AIM OF THE EXERCISE: Your answer should be a single number: the count of lines containing the string "Маркин".

PROVIDED INFORMATION:
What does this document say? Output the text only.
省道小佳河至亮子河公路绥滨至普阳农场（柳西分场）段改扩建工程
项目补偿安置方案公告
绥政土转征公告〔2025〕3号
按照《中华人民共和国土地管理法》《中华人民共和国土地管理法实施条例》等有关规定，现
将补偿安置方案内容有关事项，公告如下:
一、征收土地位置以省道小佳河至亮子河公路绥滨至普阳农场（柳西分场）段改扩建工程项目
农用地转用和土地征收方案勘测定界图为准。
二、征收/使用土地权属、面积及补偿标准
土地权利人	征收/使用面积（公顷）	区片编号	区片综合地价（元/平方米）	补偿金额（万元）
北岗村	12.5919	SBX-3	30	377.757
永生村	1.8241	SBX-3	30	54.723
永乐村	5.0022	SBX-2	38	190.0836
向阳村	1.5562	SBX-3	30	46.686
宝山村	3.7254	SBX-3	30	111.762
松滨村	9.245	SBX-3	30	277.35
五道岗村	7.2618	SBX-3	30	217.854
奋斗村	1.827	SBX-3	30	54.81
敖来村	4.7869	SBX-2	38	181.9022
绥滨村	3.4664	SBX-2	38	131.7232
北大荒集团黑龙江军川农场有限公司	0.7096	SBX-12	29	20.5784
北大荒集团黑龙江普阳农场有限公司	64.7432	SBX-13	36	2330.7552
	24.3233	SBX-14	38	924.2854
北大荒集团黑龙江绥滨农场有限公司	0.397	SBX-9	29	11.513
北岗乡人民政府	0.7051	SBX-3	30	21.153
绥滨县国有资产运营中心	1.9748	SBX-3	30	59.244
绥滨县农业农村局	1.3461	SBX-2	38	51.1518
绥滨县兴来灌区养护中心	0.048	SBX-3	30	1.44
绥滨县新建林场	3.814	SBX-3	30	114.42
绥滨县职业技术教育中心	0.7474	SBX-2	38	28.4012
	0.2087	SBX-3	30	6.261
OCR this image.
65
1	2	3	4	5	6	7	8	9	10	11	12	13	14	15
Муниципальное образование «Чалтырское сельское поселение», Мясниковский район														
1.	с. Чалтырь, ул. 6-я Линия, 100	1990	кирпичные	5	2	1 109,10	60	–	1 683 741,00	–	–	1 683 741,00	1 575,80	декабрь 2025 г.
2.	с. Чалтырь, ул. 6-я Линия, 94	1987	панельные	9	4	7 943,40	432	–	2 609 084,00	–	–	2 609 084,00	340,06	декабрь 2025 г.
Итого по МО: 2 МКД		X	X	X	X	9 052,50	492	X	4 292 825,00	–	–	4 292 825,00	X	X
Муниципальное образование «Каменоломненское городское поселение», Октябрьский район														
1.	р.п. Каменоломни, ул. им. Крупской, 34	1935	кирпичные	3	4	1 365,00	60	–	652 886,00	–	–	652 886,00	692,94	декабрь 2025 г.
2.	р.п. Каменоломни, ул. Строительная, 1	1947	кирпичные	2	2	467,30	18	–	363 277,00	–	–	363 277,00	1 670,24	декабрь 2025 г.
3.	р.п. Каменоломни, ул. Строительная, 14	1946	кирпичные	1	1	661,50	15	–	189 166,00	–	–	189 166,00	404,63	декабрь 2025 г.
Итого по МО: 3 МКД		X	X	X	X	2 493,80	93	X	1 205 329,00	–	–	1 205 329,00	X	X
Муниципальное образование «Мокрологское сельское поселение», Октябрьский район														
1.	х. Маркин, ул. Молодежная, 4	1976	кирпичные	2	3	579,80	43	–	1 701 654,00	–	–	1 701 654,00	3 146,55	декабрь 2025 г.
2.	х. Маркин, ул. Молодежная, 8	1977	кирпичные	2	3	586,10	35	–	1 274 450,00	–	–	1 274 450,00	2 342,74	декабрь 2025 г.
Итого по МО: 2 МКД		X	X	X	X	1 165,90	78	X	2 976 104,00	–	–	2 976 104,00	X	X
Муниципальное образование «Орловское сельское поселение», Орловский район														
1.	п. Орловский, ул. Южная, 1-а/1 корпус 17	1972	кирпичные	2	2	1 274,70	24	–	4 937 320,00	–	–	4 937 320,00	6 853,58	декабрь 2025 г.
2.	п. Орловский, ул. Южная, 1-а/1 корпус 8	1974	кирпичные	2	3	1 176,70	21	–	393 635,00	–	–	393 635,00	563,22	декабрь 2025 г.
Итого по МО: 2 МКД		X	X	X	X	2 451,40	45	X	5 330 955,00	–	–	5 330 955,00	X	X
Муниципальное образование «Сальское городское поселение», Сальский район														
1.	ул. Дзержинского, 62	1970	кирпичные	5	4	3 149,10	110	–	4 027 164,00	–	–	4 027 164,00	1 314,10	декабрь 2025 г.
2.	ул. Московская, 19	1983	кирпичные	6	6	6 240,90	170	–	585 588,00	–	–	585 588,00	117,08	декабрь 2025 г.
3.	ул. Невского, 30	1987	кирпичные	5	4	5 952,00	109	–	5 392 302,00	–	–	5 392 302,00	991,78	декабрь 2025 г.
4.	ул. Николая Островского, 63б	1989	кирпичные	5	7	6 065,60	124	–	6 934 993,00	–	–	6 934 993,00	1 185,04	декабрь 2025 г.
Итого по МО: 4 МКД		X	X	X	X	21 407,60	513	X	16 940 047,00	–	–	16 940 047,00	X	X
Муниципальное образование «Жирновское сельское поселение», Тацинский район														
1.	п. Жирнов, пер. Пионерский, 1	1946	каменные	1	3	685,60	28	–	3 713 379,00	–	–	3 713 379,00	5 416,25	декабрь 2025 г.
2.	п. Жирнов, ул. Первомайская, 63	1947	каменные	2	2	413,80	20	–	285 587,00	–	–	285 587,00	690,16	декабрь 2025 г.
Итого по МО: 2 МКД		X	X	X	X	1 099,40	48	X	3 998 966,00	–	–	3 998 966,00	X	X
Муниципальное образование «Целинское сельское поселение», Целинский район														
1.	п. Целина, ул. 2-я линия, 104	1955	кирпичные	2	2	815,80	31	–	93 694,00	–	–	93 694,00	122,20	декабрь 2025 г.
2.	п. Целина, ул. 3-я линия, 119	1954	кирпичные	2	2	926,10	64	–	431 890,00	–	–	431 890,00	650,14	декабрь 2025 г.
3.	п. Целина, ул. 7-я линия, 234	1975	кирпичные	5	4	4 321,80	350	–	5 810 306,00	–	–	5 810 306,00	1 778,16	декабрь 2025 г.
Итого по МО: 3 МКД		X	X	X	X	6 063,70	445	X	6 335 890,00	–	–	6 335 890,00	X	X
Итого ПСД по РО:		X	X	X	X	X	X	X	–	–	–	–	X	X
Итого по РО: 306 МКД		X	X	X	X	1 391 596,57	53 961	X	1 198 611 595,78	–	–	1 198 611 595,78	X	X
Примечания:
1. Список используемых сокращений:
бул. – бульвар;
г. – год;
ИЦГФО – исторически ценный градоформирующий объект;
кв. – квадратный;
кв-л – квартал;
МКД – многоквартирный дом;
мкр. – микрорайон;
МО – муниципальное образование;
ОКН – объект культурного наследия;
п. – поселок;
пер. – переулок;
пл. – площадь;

THE REPLY: 2